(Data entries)
[BEGIN]

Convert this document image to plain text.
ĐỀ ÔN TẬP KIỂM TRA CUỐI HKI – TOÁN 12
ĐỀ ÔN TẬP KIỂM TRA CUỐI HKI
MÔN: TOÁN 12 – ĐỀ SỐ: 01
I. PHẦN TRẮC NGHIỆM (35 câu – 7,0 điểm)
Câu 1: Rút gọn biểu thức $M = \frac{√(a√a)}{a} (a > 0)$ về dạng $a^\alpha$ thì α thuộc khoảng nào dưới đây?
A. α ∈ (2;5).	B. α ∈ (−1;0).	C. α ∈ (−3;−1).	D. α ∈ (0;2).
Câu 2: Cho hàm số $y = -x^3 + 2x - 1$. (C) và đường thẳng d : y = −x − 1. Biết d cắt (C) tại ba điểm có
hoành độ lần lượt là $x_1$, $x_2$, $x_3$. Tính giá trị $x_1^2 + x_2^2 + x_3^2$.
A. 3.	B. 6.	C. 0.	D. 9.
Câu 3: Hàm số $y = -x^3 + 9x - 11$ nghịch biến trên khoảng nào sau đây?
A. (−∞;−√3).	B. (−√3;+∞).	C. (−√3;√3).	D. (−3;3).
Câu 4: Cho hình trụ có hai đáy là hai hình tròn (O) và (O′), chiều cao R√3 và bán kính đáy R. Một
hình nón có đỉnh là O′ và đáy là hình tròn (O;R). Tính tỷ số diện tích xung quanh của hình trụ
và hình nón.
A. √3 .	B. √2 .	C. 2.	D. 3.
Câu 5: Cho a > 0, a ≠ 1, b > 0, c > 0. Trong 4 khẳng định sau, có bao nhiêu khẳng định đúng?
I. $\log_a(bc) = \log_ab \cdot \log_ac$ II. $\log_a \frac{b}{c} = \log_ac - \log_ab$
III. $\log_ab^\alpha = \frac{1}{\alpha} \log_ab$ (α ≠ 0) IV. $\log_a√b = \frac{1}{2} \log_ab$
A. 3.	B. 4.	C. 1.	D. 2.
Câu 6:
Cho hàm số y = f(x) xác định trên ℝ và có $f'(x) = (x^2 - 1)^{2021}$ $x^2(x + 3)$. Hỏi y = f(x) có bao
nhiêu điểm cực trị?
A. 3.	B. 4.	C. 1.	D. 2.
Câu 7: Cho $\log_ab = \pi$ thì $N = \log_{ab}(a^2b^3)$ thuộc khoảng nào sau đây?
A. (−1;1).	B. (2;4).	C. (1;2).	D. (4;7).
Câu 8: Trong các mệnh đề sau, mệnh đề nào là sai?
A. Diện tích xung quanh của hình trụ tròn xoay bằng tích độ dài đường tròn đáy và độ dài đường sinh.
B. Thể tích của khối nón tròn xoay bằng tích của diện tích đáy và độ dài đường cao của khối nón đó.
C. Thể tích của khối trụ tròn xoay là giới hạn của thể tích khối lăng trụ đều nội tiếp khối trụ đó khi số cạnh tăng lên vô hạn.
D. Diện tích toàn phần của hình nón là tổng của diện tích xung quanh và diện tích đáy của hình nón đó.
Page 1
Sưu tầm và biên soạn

[END]

Copy out every entry again, exactly as it was given.

Exercise result
Convert this document image to plain text.
ĐỀ ÔN TẬP KIỂM TRA CUỐI HKI – TOÁN 12
ĐỀ ÔN TẬP KIỂM TRA CUỐI HKI
MÔN: TOÁN 12 – ĐỀ SỐ: 01
I. PHẦN TRẮC NGHIỆM (35 câu – 7,0 điểm)
Câu 1: Rút gọn biểu thức $M = \frac{√(a√a)}{a} (a > 0)$ về dạng $a^\alpha$ thì α thuộc khoảng nào dưới đây?
A. α ∈ (2;5).	B. α ∈ (−1;0).	C. α ∈ (−3;−1).	D. α ∈ (0;2).
Câu 2: Cho hàm số $y = -x^3 + 2x - 1$. (C) và đường thẳng d : y = −x − 1. Biết d cắt (C) tại ba điểm có
hoành độ lần lượt là $x_1$, $x_2$, $x_3$. Tính giá trị $x_1^2 + x_2^2 + x_3^2$.
A. 3.	B. 6.	C. 0.	D. 9.
Câu 3: Hàm số $y = -x^3 + 9x - 11$ nghịch biến trên khoảng nào sau đây?
A. (−∞;−√3).	B. (−√3;+∞).	C. (−√3;√3).	D. (−3;3).
Câu 4: Cho hình trụ có hai đáy là hai hình tròn (O) và (O′), chiều cao R√3 và bán kính đáy R. Một
hình nón có đỉnh là O′ và đáy là hình tròn (O;R). Tính tỷ số diện tích xung quanh của hình trụ
và hình nón.
A. √3 .	B. √2 .	C. 2.	D. 3.
Câu 5: Cho a > 0, a ≠ 1, b > 0, c > 0. Trong 4 khẳng định sau, có bao nhiêu khẳng định đúng?
I. $\log_a(bc) = \log_ab \cdot \log_ac$ II. $\log_a \frac{b}{c} = \log_ac - \log_ab$
III. $\log_ab^\alpha = \frac{1}{\alpha} \log_ab$ (α ≠ 0) IV. $\log_a√b = \frac{1}{2} \log_ab$
A. 3.	B. 4.	C. 1.	D. 2.
Câu 6:
Cho hàm số y = f(x) xác định trên ℝ và có $f'(x) = (x^2 - 1)^{2021}$ $x^2(x + 3)$. Hỏi y = f(x) có bao
nhiêu điểm cực trị?
A. 3.	B. 4.	C. 1.	D. 2.
Câu 7: Cho $\log_ab = \pi$ thì $N = \log_{ab}(a^2b^3)$ thuộc khoảng nào sau đây?
A. (−1;1).	B. (2;4).	C. (1;2).	D. (4;7).
Câu 8: Trong các mệnh đề sau, mệnh đề nào là sai?
A. Diện tích xung quanh của hình trụ tròn xoay bằng tích độ dài đường tròn đáy và độ dài đường sinh.
B. Thể tích của khối nón tròn xoay bằng tích của diện tích đáy và độ dài đường cao của khối nón đó.
C. Thể tích của khối trụ tròn xoay là giới hạn của thể tích khối lăng trụ đều nội tiếp khối trụ đó khi số cạnh tăng lên vô hạn.
D. Diện tích toàn phần của hình nón là tổng của diện tích xung quanh và diện tích đáy của hình nón đó.
Page 1
Sưu tầm và biên soạn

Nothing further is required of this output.